Short problem »
Every entry that follows needs to be repeated exactly.

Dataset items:
______________________________

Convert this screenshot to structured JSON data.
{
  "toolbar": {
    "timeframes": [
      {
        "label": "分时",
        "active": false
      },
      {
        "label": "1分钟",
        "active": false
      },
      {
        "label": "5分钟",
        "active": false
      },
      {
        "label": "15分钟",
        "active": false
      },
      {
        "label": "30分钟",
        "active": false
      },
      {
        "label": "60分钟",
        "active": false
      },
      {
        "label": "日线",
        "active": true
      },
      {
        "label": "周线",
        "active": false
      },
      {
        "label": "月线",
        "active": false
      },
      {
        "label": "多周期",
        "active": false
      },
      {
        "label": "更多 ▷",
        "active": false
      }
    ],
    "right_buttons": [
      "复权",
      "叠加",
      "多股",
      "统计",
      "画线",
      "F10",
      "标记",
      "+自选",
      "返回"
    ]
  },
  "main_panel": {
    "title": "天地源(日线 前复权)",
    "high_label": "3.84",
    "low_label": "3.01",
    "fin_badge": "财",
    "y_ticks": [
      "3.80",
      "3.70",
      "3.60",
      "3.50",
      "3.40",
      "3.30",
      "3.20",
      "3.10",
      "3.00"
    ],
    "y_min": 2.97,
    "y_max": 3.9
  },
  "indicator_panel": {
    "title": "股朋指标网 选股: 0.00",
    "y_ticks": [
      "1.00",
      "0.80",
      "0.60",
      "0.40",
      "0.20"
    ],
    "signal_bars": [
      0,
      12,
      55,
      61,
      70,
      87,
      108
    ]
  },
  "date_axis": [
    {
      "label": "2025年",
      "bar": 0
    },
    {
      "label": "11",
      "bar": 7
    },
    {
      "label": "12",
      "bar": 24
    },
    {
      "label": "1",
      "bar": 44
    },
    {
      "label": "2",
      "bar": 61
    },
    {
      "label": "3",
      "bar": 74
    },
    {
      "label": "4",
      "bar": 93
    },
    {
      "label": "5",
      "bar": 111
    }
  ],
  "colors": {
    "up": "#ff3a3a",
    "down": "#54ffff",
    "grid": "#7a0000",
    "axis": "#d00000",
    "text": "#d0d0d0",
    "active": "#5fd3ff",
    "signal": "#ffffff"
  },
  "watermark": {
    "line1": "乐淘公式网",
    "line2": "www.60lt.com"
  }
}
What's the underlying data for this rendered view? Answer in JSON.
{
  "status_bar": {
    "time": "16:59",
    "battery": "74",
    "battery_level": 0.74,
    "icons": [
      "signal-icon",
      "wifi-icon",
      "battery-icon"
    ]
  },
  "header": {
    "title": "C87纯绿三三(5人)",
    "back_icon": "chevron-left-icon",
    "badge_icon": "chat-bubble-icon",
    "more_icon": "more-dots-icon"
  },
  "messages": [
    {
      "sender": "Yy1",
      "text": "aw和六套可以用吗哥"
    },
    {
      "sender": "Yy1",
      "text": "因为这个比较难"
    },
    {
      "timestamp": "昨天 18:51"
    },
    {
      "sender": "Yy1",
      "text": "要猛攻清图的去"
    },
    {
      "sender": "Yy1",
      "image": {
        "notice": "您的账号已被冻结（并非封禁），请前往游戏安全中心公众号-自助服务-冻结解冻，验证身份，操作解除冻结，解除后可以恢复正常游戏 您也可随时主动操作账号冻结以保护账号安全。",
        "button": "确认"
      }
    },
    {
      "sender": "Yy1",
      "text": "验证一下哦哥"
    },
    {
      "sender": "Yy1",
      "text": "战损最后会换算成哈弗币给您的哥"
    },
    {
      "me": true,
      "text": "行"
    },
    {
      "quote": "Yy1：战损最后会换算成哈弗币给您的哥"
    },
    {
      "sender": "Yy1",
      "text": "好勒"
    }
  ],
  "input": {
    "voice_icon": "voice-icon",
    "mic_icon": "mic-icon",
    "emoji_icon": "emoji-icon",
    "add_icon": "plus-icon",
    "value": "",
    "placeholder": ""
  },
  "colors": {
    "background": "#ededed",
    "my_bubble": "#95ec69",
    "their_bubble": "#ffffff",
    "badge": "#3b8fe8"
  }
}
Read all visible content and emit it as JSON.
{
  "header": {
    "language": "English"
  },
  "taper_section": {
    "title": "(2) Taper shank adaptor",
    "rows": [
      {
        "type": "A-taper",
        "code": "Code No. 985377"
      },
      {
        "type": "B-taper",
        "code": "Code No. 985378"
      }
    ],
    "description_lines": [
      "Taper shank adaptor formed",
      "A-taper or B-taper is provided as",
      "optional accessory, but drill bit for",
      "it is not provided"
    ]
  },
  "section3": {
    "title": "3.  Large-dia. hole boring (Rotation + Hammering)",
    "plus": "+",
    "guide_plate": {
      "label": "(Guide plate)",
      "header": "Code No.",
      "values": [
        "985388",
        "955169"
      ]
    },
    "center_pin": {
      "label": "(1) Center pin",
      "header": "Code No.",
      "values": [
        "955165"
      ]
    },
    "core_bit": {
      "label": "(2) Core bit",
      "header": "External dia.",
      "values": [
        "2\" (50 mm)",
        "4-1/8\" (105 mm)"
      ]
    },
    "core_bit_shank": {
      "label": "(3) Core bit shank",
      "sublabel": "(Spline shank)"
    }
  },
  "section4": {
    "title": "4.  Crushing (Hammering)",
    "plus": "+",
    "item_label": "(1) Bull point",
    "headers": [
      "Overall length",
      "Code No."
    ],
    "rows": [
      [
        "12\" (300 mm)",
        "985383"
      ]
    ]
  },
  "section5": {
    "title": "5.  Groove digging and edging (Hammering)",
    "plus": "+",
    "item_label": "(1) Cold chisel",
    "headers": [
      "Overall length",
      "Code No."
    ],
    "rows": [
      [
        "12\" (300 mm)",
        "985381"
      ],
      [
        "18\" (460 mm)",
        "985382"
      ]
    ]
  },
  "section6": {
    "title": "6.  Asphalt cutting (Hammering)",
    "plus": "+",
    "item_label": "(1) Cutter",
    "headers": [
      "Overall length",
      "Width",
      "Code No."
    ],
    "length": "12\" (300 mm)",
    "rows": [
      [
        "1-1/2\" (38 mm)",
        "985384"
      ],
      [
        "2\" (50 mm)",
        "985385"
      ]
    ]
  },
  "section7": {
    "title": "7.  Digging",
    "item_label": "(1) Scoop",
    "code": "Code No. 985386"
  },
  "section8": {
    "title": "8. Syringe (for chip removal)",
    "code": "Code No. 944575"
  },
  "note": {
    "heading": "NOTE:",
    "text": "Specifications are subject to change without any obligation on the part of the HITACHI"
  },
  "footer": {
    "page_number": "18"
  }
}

______________________________

The completed task »
Convert this screenshot to structured JSON data.
{
  "toolbar": {
    "timeframes": [
      {
        "label": "分时",
        "active": false
      },
      {
        "label": "1分钟",
        "active": false
      },
      {
        "label": "5分钟",
        "active": false
      },
      {
        "label": "15分钟",
        "active": false
      },
      {
        "label": "30分钟",
        "active": false
      },
      {
        "label": "60分钟",
        "active": false
      },
      {
        "label": "日线",
        "active": true
      },
      {
        "label": "周线",
        "active": false
      },
      {
        "label": "月线",
        "active": false
      },
      {
        "label": "多周期",
        "active": false
      },
      {
        "label": "更多 ▷",
        "active": false
      }
    ],
    "right_buttons": [
      "复权",
      "叠加",
      "多股",
      "统计",
      "画线",
      "F10",
      "标记",
      "+自选",
      "返回"
    ]
  },
  "main_panel": {
    "title": "天地源(日线 前复权)",
    "high_label": "3.84",
    "low_label": "3.01",
    "fin_badge": "财",
    "y_ticks": [
      "3.80",
      "3.70",
      "3.60",
      "3.50",
      "3.40",
      "3.30",
      "3.20",
      "3.10",
      "3.00"
    ],
    "y_min": 2.97,
    "y_max": 3.9
  },
  "indicator_panel": {
    "title": "股朋指标网 选股: 0.00",
    "y_ticks": [
      "1.00",
      "0.80",
      "0.60",
      "0.40",
      "0.20"
    ],
    "signal_bars": [
      0,
      12,
      55,
      61,
      70,
      87,
      108
    ]
  },
  "date_axis": [
    {
      "label": "2025年",
      "bar": 0
    },
    {
      "label": "11",
      "bar": 7
    },
    {
      "label": "12",
      "bar": 24
    },
    {
      "label": "1",
      "bar": 44
    },
    {
      "label": "2",
      "bar": 61
    },
    {
      "label": "3",
      "bar": 74
    },
    {
      "label": "4",
      "bar": 93
    },
    {
      "label": "5",
      "bar": 111
    }
  ],
  "colors": {
    "up": "#ff3a3a",
    "down": "#54ffff",
    "grid": "#7a0000",
    "axis": "#d00000",
    "text": "#d0d0d0",
    "active": "#5fd3ff",
    "signal": "#ffffff"
  },
  "watermark": {
    "line1": "乐淘公式网",
    "line2": "www.60lt.com"
  }
}
What's the underlying data for this rendered view? Answer in JSON.
{
  "status_bar": {
    "time": "16:59",
    "battery": "74",
    "battery_level": 0.74,
    "icons": [
      "signal-icon",
      "wifi-icon",
      "battery-icon"
    ]
  },
  "header": {
    "title": "C87纯绿三三(5人)",
    "back_icon": "chevron-left-icon",
    "badge_icon": "chat-bubble-icon",
    "more_icon": "more-dots-icon"
  },
  "messages": [
    {
      "sender": "Yy1",
      "text": "aw和六套可以用吗哥"
    },
    {
      "sender": "Yy1",
      "text": "因为这个比较难"
    },
    {
      "timestamp": "昨天 18:51"
    },
    {
      "sender": "Yy1",
      "text": "要猛攻清图的去"
    },
    {
      "sender": "Yy1",
      "image": {
        "notice": "您的账号已被冻结（并非封禁），请前往游戏安全中心公众号-自助服务-冻结解冻，验证身份，操作解除冻结，解除后可以恢复正常游戏 您也可随时主动操作账号冻结以保护账号安全。",
        "button": "确认"
      }
    },
    {
      "sender": "Yy1",
      "text": "验证一下哦哥"
    },
    {
      "sender": "Yy1",
      "text": "战损最后会换算成哈弗币给您的哥"
    },
    {
      "me": true,
      "text": "行"
    },
    {
      "quote": "Yy1：战损最后会换算成哈弗币给您的哥"
    },
    {
      "sender": "Yy1",
      "text": "好勒"
    }
  ],
  "input": {
    "voice_icon": "voice-icon",
    "mic_icon": "mic-icon",
    "emoji_icon": "emoji-icon",
    "add_icon": "plus-icon",
    "value": "",
    "placeholder": ""
  },
  "colors": {
    "background": "#ededed",
    "my_bubble": "#95ec69",
    "their_bubble": "#ffffff",
    "badge": "#3b8fe8"
  }
}
Read all visible content and emit it as JSON.
{
  "header": {
    "language": "English"
  },
  "taper_section": {
    "title": "(2) Taper shank adaptor",
    "rows": [
      {
        "type": "A-taper",
        "code": "Code No. 985377"
      },
      {
        "type": "B-taper",
        "code": "Code No. 985378"
      }
    ],
    "description_lines": [
      "Taper shank adaptor formed",
      "A-taper or B-taper is provided as",
      "optional accessory, but drill bit for",
      "it is not provided"
    ]
  },
  "section3": {
    "title": "3.  Large-dia. hole boring (Rotation + Hammering)",
    "plus": "+",
    "guide_plate": {
      "label": "(Guide plate)",
      "header": "Code No.",
      "values": [
        "985388",
        "955169"
      ]
    },
    "center_pin": {
      "label": "(1) Center pin",
      "header": "Code No.",
      "values": [
        "955165"
      ]
    },
    "core_bit": {
      "label": "(2) Core bit",
      "header": "External dia.",
      "values": [
        "2\" (50 mm)",
        "4-1/8\" (105 mm)"
      ]
    },
    "core_bit_shank": {
      "label": "(3) Core bit shank",
      "sublabel": "(Spline shank)"
    }
  },
  "section4": {
    "title": "4.  Crushing (Hammering)",
    "plus": "+",
    "item_label": "(1) Bull point",
    "headers": [
      "Overall length",
      "Code No."
    ],
    "rows": [
      [
        "12\" (300 mm)",
        "985383"
      ]
    ]
  },
  "section5": {
    "title": "5.  Groove digging and edging (Hammering)",
    "plus": "+",
    "item_label": "(1) Cold chisel",
    "headers": [
      "Overall length",
      "Code No."
    ],
    "rows": [
      [
        "12\" (300 mm)",
        "985381"
      ],
      [
        "18\" (460 mm)",
        "985382"
      ]
    ]
  },
  "section6": {
    "title": "6.  Asphalt cutting (Hammering)",
    "plus": "+",
    "item_label": "(1) Cutter",
    "headers": [
      "Overall length",
      "Width",
      "Code No."
    ],
    "length": "12\" (300 mm)",
    "rows": [
      [
        "1-1/2\" (38 mm)",
        "985384"
      ],
      [
        "2\" (50 mm)",
        "985385"
      ]
    ]
  },
  "section7": {
    "title": "7.  Digging",
    "item_label": "(1) Scoop",
    "code": "Code No. 985386"
  },
  "section8": {
    "title": "8. Syringe (for chip removal)",
    "code": "Code No. 944575"
  },
  "note": {
    "heading": "NOTE:",
    "text": "Specifications are subject to change without any obligation on the part of the HITACHI"
  },
  "footer": {
    "page_number": "18"
  }
}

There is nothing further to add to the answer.